Find the lines holding the word "Федерации" and collect them.

## Saved data entries
** START **

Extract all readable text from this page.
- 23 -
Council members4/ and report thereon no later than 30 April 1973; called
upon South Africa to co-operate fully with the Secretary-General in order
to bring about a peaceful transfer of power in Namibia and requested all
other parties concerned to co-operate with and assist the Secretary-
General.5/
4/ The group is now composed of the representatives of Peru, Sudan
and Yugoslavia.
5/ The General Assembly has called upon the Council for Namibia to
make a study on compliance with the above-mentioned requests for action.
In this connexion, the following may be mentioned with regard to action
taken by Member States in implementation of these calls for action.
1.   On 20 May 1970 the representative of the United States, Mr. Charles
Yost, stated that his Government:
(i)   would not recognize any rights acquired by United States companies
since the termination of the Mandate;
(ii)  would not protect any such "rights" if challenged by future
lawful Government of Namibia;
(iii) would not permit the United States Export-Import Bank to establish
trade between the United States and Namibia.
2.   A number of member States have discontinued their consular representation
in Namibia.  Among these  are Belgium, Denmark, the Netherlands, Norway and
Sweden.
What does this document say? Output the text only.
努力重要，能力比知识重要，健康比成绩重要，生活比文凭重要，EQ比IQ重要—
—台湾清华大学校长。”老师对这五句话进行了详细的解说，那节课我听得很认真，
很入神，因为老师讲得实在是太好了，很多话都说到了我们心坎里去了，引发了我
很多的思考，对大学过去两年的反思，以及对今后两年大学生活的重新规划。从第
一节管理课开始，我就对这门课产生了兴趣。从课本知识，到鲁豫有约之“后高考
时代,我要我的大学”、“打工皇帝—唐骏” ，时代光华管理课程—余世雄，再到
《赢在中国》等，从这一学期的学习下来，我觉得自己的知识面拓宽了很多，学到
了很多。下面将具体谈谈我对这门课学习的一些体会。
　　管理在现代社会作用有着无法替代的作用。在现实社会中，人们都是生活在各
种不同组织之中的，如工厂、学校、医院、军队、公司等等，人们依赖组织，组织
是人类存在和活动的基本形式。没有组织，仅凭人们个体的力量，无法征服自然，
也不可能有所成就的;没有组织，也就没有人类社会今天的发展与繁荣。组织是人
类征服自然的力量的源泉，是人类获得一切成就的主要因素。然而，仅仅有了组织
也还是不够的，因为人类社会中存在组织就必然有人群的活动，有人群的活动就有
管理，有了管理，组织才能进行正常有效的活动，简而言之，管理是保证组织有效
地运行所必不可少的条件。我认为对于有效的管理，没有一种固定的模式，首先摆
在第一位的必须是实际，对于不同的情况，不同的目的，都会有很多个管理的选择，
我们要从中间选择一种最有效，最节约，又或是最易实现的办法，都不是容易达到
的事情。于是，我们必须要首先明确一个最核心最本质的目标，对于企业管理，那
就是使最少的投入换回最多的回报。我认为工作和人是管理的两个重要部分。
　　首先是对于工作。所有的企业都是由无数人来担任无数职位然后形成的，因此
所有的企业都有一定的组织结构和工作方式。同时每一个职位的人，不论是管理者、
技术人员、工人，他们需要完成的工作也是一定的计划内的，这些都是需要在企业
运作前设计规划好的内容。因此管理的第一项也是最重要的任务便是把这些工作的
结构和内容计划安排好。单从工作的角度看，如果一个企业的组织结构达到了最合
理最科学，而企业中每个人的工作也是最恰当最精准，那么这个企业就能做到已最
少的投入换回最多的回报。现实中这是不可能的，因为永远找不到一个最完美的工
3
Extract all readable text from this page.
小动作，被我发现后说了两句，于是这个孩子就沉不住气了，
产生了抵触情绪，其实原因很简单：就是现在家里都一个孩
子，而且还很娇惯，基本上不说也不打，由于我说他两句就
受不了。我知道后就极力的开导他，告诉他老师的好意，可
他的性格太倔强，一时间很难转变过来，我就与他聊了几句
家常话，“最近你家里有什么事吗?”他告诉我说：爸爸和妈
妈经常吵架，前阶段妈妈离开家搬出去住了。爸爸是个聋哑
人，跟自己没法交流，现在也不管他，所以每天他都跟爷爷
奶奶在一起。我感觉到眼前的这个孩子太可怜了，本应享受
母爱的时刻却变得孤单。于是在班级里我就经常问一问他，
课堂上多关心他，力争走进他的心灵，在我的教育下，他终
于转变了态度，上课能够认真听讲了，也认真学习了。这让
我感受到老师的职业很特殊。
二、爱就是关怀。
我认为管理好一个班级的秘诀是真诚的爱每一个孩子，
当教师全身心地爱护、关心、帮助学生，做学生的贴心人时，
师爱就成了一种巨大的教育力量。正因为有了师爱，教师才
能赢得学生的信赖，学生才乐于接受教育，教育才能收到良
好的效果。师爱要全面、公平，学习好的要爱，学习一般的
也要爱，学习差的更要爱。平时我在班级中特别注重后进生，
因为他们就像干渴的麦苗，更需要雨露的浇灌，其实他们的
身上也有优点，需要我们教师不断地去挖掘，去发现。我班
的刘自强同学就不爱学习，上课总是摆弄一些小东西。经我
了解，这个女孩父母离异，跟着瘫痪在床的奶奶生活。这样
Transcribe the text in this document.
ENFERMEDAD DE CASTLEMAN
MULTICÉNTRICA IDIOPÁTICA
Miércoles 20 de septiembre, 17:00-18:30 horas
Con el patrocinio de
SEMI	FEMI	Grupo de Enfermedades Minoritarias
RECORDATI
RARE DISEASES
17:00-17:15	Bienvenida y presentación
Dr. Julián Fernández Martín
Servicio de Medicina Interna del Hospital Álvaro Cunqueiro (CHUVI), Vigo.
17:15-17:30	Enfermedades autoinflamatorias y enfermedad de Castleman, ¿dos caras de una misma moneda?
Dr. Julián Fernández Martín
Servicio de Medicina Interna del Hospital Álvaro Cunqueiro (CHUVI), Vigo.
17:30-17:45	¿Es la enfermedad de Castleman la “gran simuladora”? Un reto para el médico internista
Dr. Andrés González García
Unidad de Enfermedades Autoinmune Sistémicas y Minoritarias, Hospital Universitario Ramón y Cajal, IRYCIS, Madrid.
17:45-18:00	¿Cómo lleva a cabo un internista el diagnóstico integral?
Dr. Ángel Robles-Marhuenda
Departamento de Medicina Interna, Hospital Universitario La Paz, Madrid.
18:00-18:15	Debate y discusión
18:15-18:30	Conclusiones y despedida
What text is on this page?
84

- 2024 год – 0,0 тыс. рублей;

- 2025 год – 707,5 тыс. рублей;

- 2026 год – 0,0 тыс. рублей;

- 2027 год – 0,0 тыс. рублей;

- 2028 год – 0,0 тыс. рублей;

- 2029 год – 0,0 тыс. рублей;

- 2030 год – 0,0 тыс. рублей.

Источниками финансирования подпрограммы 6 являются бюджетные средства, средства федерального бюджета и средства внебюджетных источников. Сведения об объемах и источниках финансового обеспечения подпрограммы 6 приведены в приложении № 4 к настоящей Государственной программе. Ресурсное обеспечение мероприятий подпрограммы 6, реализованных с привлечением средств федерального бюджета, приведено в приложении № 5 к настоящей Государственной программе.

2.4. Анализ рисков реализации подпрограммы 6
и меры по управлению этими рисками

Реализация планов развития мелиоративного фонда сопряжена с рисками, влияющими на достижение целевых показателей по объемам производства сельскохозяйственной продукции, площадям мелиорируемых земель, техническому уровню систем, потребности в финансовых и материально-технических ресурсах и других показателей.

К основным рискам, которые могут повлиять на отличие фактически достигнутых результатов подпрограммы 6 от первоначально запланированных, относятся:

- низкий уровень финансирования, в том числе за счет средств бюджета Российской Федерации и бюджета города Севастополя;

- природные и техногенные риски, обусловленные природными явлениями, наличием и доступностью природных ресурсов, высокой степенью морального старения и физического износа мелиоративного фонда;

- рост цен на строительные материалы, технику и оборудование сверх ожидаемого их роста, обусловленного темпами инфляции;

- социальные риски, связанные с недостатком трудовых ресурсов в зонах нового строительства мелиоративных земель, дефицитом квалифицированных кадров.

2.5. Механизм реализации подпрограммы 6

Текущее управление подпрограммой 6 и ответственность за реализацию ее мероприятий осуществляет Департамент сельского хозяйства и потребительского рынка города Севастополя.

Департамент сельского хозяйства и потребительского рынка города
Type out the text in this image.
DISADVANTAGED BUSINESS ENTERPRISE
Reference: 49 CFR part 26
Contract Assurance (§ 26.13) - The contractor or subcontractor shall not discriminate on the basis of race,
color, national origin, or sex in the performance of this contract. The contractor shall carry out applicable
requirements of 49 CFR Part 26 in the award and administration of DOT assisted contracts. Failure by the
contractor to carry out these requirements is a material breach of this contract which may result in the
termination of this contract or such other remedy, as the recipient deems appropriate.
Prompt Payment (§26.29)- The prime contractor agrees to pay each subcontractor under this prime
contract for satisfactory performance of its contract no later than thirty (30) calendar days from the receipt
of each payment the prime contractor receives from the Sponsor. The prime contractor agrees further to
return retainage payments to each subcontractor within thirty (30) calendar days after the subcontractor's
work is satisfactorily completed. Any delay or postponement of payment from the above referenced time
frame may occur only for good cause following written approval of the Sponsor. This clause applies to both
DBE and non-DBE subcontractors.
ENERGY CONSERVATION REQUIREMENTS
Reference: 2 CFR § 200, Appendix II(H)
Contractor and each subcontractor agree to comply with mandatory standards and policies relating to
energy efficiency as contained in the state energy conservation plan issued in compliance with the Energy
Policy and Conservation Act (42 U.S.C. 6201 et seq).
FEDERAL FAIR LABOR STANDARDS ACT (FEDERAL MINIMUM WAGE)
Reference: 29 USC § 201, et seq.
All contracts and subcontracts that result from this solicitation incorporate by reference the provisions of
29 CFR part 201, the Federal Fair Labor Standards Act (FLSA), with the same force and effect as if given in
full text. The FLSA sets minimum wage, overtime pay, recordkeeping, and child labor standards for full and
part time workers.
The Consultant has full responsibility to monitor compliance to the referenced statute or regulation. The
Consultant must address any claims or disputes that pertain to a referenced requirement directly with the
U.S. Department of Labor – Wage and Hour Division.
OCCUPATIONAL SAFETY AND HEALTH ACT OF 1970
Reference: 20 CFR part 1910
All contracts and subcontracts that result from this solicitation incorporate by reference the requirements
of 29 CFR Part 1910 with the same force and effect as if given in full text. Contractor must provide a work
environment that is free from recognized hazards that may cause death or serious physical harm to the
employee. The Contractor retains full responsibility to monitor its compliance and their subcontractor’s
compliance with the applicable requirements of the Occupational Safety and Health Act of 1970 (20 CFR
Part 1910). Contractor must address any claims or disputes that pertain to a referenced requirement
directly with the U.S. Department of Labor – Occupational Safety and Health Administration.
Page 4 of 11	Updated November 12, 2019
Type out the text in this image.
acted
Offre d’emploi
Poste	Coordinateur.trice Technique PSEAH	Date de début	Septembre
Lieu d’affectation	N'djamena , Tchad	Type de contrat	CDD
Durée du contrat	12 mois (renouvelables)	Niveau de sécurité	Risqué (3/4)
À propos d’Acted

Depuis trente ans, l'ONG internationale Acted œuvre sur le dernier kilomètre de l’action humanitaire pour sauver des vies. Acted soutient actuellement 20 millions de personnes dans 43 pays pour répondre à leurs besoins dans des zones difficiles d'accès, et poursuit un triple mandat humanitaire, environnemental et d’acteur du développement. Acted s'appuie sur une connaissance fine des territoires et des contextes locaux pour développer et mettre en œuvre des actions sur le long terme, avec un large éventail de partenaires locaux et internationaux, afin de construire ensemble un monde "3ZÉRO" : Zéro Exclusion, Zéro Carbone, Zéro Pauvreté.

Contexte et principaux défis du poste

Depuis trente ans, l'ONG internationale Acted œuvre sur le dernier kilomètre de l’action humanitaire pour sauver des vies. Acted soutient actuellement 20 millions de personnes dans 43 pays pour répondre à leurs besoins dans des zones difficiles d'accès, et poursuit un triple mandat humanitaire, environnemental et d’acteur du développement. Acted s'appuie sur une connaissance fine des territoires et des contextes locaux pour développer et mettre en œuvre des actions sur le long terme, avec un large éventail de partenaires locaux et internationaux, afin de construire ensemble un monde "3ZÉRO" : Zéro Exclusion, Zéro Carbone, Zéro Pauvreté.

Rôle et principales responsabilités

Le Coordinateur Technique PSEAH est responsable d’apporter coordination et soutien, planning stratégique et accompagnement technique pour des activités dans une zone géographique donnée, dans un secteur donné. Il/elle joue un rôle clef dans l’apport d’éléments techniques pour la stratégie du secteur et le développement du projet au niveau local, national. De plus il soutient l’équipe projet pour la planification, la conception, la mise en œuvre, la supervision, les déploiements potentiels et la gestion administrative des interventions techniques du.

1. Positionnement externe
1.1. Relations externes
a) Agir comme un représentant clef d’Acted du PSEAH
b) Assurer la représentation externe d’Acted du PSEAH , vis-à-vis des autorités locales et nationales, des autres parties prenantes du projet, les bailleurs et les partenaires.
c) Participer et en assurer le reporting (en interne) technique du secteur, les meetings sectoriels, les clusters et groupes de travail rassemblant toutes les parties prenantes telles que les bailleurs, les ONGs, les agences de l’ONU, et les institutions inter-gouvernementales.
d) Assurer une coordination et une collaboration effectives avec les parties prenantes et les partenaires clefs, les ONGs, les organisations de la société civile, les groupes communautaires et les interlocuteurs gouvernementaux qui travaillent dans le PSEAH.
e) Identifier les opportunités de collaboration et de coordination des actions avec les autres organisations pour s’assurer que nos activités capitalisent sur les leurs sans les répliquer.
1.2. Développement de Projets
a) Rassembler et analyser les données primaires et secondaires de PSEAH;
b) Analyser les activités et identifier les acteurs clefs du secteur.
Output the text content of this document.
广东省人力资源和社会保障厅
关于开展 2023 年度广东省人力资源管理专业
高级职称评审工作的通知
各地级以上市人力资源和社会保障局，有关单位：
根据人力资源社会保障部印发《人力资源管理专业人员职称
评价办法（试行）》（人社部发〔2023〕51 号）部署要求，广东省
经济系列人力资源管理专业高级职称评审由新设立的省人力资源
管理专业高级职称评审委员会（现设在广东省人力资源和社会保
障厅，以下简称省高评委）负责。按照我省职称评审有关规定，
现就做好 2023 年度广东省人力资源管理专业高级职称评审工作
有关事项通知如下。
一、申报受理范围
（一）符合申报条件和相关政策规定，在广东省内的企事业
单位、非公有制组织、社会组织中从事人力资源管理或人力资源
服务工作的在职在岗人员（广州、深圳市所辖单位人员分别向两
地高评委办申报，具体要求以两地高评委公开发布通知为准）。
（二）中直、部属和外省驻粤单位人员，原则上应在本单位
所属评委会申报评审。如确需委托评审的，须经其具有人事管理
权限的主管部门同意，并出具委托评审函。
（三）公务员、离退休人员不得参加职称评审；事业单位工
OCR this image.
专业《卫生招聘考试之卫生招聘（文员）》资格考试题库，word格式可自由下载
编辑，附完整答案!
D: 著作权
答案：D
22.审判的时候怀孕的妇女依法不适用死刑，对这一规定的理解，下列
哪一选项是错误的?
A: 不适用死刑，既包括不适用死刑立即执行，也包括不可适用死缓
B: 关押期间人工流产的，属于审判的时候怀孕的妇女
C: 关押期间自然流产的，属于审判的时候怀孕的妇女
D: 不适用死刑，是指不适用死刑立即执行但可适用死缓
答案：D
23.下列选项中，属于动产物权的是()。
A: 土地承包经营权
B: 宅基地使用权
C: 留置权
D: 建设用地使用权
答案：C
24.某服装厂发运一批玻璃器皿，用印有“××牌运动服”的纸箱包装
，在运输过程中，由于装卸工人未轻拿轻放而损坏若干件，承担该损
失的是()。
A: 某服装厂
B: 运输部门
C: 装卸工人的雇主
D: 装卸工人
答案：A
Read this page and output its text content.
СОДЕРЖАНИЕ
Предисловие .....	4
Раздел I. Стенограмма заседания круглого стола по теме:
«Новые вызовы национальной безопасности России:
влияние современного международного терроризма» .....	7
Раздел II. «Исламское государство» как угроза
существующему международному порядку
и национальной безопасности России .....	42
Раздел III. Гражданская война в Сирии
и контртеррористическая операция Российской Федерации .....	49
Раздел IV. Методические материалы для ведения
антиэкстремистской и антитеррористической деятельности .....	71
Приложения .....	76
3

** END **

## Answer below
- низкий уровень финансирования, в том числе за счет средств бюджета Российской Федерации и бюджета города Севастополя;
и контртеррористическая операция Российской Федерации .....	49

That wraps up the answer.